▶ **EXERCISE TASK**
Please read the text on prayer below and answer: what was Babylon building outside Jerusalem at the moment the LORD spoke to Jeremiah?

▶ **SOURCE**
---*---

Why Pray? Jeremiah 33:1-3
Christians talk a lot about prayer. Slogans like “Prayer changes things” and “Nothing of eternal value is ever accomplished apart from prayer” fill plaques on our walls and are etched in the data bases of our minds. For all of our verbiage, I am not sure that we really believe what we say. It is my observation that the church in the twenty-first century doesn’t really believe in the power or the importance of prayer. I base this conclusion on several bits of evidence. It is a popular move among some churches to eliminate prayer meetings. A number of pastors do not believe prayer is important in doing God’s work. Finally, many in the church do not pray much at all.
What does God say to all of this? The most eloquent answer is in Jeremiah 33. When God speaks the words we are about to explore, Jeremiah, His obedient prophet, is sitting in the courtyard of a prison. He is a prisoner, not because he has done anything wrong, but because he has done everything right. He has obeyed God and proclaimed the politically incorrect message that God wanted him to preach. In this dark hour, the LORD speaks once more to Jeremiah and exhorts him to pray.
If anyone had a reason not to pray, it was Jeremiah. He did exactly what God wanted him to do. Look where it got him. Did he have health, wealth, and prosperity? No, he had a prison life, an unpopular persona, and an uncertain future. At the very moment the LORD spoke to him, Babylon was building siege ramps outside Jerusalem to breach the city walls. The present circumstances were not fun, and the future did not look promising for Jeremiah
The LORD not only gave Jeremiah an unpopular message, He also commanded him to do something that looked insane. Jeremiah was to redeem his nephew’s land, which was not under swamp water, but under the feet of an invading army. What in the world was God doing? Whatever it was, it didn’t make any sense to Jeremiah. Although he did not understand, he very carefully obeyed the command. We can readily see why Jeremiah could be reluctant to pray. Yet, pray he did in Jeremiah 32:17-25, and praying was what God wanted Jeremiah to do again.
Understanding Jeremiah’s reluctance, the LORD gave His prophet several reasons to pray. First, Jeremiah should pray because God answers prayer. “The word of the LORD came to Jeremiah a second time, while he was still shut up in the court of the prison.” (Jeremiah 33:1).The LORD, who had spoken to him before, talked to Him again. God responded to prayer before and Jeremiah needed to recognize that the LORD would answer prayer again.
Often we are like the Children of Israel in the wilderness, we forget what God did for us in the past. In Exodus 17:3-7, we read: “The people were thirsty for water there, and they grumbled against Moses. They said, ‘Why did you bring us up out of Egypt to make us and our children and livestock die of thirst?’ Then Moses cried out to the LORD, ‘What am I to do with these people? They are almost ready to stone me.’ The LORD answered Moses, ‘Walk on ahead of the people. Take with you some of the elders of Israel and take in your hand the staff with which you struck the Nile, and go. I will stand there before you by the rock at Horeb. Strike the rock, and water will come out of it for the people to drink.’ So Moses did this in the sight of the elders of Israel. And he called the place Massah and Meribah because the Israelites quarreled and because they tested the LORD saying, ‘Is the LORD among us or not?’” Do you know what happened in the sixty days prior to this? Let us review. The last of the ten plagues was wrought upon Egypt and they let Israel go. God delivered the people at the Red Sea. He supernaturally gave them water to drink at Marah. He provided them Manna at the Desert of Sin. The LORD gave His people the cloud by day and the pillar of fire by night to remind them visually that He had not forgotten them or departed from them. What more could He do? A little trouble came their way, and what did these ungrateful people do? They whined and blasphemed God. Then they sought to destroy His leaders. They forgot and did not pray.

---*---

▶ **AVAILABLE DATA**

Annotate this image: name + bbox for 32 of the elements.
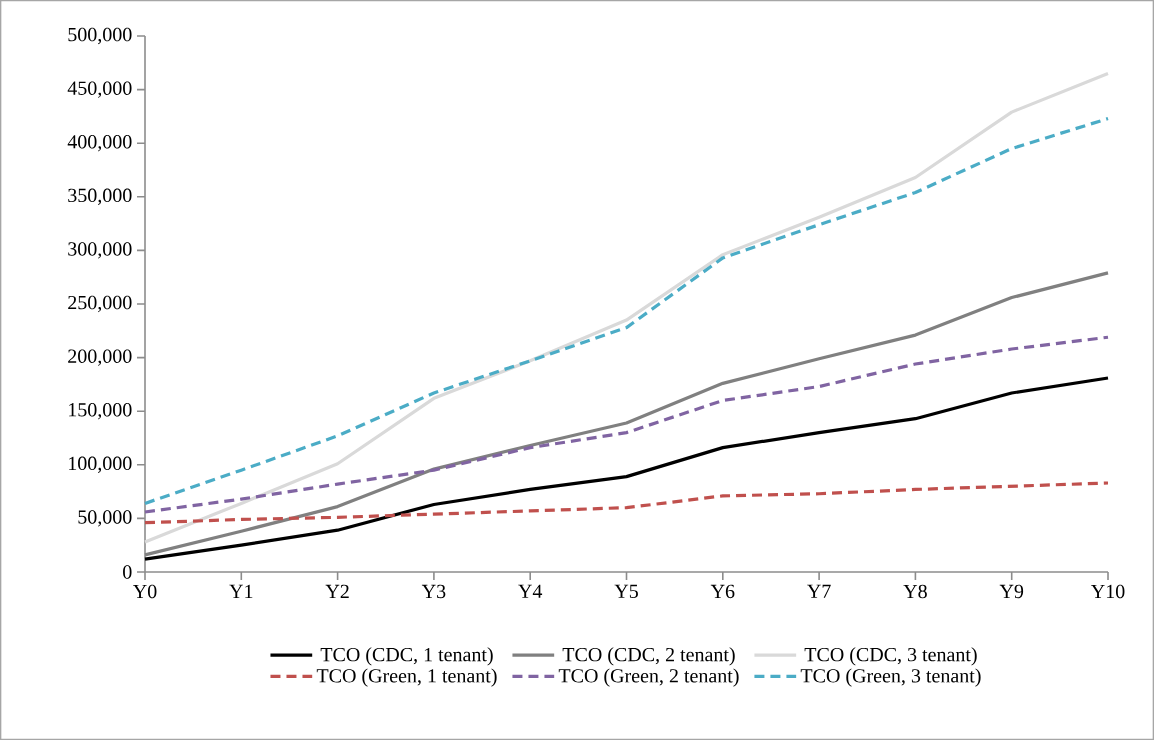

---*---

▶ **ANSWER**
Siege ramps to breach the city walls.